>> Start
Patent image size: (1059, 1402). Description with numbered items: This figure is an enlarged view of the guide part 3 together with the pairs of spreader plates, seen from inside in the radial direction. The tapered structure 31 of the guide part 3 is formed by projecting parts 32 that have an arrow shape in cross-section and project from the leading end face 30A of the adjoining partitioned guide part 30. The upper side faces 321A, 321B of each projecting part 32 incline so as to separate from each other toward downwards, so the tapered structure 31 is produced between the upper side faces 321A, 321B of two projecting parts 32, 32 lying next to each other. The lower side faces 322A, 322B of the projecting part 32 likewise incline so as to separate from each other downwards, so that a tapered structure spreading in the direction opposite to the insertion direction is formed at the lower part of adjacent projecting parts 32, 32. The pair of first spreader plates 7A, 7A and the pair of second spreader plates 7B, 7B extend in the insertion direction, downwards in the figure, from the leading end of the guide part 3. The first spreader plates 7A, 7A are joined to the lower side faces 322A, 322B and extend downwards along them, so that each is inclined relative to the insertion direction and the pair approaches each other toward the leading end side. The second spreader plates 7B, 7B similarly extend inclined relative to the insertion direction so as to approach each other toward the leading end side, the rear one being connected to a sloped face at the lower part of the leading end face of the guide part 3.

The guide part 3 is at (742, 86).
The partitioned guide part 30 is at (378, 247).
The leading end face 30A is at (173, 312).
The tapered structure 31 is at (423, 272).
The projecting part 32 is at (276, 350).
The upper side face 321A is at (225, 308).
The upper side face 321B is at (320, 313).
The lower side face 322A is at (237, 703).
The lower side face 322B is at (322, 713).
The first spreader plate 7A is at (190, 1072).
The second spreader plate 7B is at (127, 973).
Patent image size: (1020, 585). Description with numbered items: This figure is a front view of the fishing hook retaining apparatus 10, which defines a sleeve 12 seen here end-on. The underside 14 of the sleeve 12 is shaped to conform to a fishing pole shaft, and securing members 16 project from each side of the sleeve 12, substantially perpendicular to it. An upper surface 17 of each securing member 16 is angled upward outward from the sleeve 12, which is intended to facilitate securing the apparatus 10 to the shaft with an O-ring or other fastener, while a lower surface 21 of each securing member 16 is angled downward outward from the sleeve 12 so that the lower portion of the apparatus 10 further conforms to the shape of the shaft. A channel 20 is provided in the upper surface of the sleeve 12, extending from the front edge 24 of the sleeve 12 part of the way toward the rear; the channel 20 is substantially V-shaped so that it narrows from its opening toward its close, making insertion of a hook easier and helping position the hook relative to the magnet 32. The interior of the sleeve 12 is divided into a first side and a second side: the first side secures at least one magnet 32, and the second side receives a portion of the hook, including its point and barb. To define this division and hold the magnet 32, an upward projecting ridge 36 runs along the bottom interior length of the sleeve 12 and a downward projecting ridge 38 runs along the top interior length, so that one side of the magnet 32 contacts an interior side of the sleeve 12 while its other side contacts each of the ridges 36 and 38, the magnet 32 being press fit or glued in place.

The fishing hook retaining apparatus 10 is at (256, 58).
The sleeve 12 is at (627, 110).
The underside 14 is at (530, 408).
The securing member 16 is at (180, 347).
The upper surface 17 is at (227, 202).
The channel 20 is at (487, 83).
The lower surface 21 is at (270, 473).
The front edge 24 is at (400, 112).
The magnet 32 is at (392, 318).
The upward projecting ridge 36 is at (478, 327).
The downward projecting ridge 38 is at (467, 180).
>> End
-- PROMPT --
Reproduce the entries above, swapping "figure" for "drawing" wherever it occurs and leaving every other word unchanged.

-- SOLUTION --
Patent image size: (1059, 1402). Description with numbered items: This drawing is an enlarged view of the guide part 3 together with the pairs of spreader plates, seen from inside in the radial direction. The tapered structure 31 of the guide part 3 is formed by projecting parts 32 that have an arrow shape in cross-section and project from the leading end face 30A of the adjoining partitioned guide part 30. The upper side faces 321A, 321B of each projecting part 32 incline so as to separate from each other toward downwards, so the tapered structure 31 is produced between the upper side faces 321A, 321B of two projecting parts 32, 32 lying next to each other. The lower side faces 322A, 322B of the projecting part 32 likewise incline so as to separate from each other downwards, so that a tapered structure spreading in the direction opposite to the insertion direction is formed at the lower part of adjacent projecting parts 32, 32. The pair of first spreader plates 7A, 7A and the pair of second spreader plates 7B, 7B extend in the insertion direction, downwards in the drawing, from the leading end of the guide part 3. The first spreader plates 7A, 7A are joined to the lower side faces 322A, 322B and extend downwards along them, so that each is inclined relative to the insertion direction and the pair approaches each other toward the leading end side. The second spreader plates 7B, 7B similarly extend inclined relative to the insertion direction so as to approach each other toward the leading end side, the rear one being connected to a sloped face at the lower part of the leading end face of the guide part 3.

The guide part 3 is at (742, 86).
The partitioned guide part 30 is at (378, 247).
The leading end face 30A is at (173, 312).
The tapered structure 31 is at (423, 272).
The projecting part 32 is at (276, 350).
The upper side face 321A is at (225, 308).
The upper side face 321B is at (320, 313).
The lower side face 322A is at (237, 703).
The lower side face 322B is at (322, 713).
The first spreader plate 7A is at (190, 1072).
The second spreader plate 7B is at (127, 973).
Patent image size: (1020, 585). Description with numbered items: This drawing is a front view of the fishing hook retaining apparatus 10, which defines a sleeve 12 seen here end-on. The underside 14 of the sleeve 12 is shaped to conform to a fishing pole shaft, and securing members 16 project from each side of the sleeve 12, substantially perpendicular to it. An upper surface 17 of each securing member 16 is angled upward outward from the sleeve 12, which is intended to facilitate securing the apparatus 10 to the shaft with an O-ring or other fastener, while a lower surface 21 of each securing member 16 is angled downward outward from the sleeve 12 so that the lower portion of the apparatus 10 further conforms to the shape of the shaft. A channel 20 is provided in the upper surface of the sleeve 12, extending from the front edge 24 of the sleeve 12 part of the way toward the rear; the channel 20 is substantially V-shaped so that it narrows from its opening toward its close, making insertion of a hook easier and helping position the hook relative to the magnet 32. The interior of the sleeve 12 is divided into a first side and a second side: the first side secures at least one magnet 32, and the second side receives a portion of the hook, including its point and barb. To define this division and hold the magnet 32, an upward projecting ridge 36 runs along the bottom interior length of the sleeve 12 and a downward projecting ridge 38 runs along the top interior length, so that one side of the magnet 32 contacts an interior side of the sleeve 12 while its other side contacts each of the ridges 36 and 38, the magnet 32 being press fit or glued in place.

The fishing hook retaining apparatus 10 is at (256, 58).
The sleeve 12 is at (627, 110).
The underside 14 is at (530, 408).
The securing member 16 is at (180, 347).
The upper surface 17 is at (227, 202).
The channel 20 is at (487, 83).
The lower surface 21 is at (270, 473).
The front edge 24 is at (400, 112).
The magnet 32 is at (392, 318).
The upward projecting ridge 36 is at (478, 327).
The downward projecting ridge 38 is at (467, 180).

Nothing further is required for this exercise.